Your task is to count the lines of the entries below that include the word "color" and to give only the resulting number.

━━ MATERIAL SHOWN ━━

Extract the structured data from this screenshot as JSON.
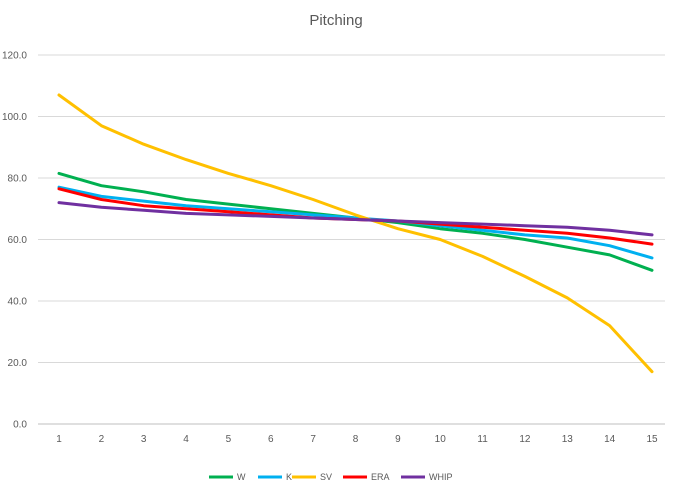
{
  "chart_data": {
    "type": "line",
    "title": "Pitching",
    "xlabel": "",
    "ylabel": "",
    "x": [
      1,
      2,
      3,
      4,
      5,
      6,
      7,
      8,
      9,
      10,
      11,
      12,
      13,
      14,
      15
    ],
    "ylim": [
      0,
      120
    ],
    "yticks": [
      "0.0",
      "20.0",
      "40.0",
      "60.0",
      "80.0",
      "100.0",
      "120.0"
    ],
    "xticks": [
      "1",
      "2",
      "3",
      "4",
      "5",
      "6",
      "7",
      "8",
      "9",
      "10",
      "11",
      "12",
      "13",
      "14",
      "15"
    ],
    "grid": true,
    "legend_position": "bottom",
    "series": [
      {
        "name": "W",
        "color": "#00b050",
        "values": [
          81.5,
          77.5,
          75.5,
          73.0,
          71.5,
          70.0,
          68.5,
          67.0,
          65.5,
          63.5,
          62.0,
          60.0,
          57.5,
          55.0,
          50.0
        ]
      },
      {
        "name": "K",
        "color": "#00b0f0",
        "values": [
          77.0,
          74.0,
          72.5,
          71.0,
          70.0,
          69.0,
          68.0,
          67.0,
          66.0,
          64.5,
          63.0,
          61.5,
          60.5,
          58.0,
          54.0
        ]
      },
      {
        "name": "SV",
        "color": "#ffc000",
        "values": [
          107.0,
          97.0,
          91.0,
          86.0,
          81.5,
          77.5,
          73.0,
          68.0,
          63.5,
          60.0,
          54.5,
          48.0,
          41.0,
          32.0,
          17.0
        ]
      },
      {
        "name": "ERA",
        "color": "#ff0000",
        "values": [
          76.5,
          73.0,
          71.0,
          70.0,
          69.0,
          68.0,
          67.0,
          66.5,
          66.0,
          65.0,
          64.0,
          63.0,
          62.0,
          60.5,
          58.5
        ]
      },
      {
        "name": "WHIP",
        "color": "#7030a0",
        "values": [
          72.0,
          70.5,
          69.5,
          68.5,
          68.0,
          67.5,
          67.0,
          66.5,
          66.0,
          65.5,
          65.0,
          64.5,
          64.0,
          63.0,
          61.5
        ]
      }
    ]
  }
}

━━━

EXERCISE ANSWER - 5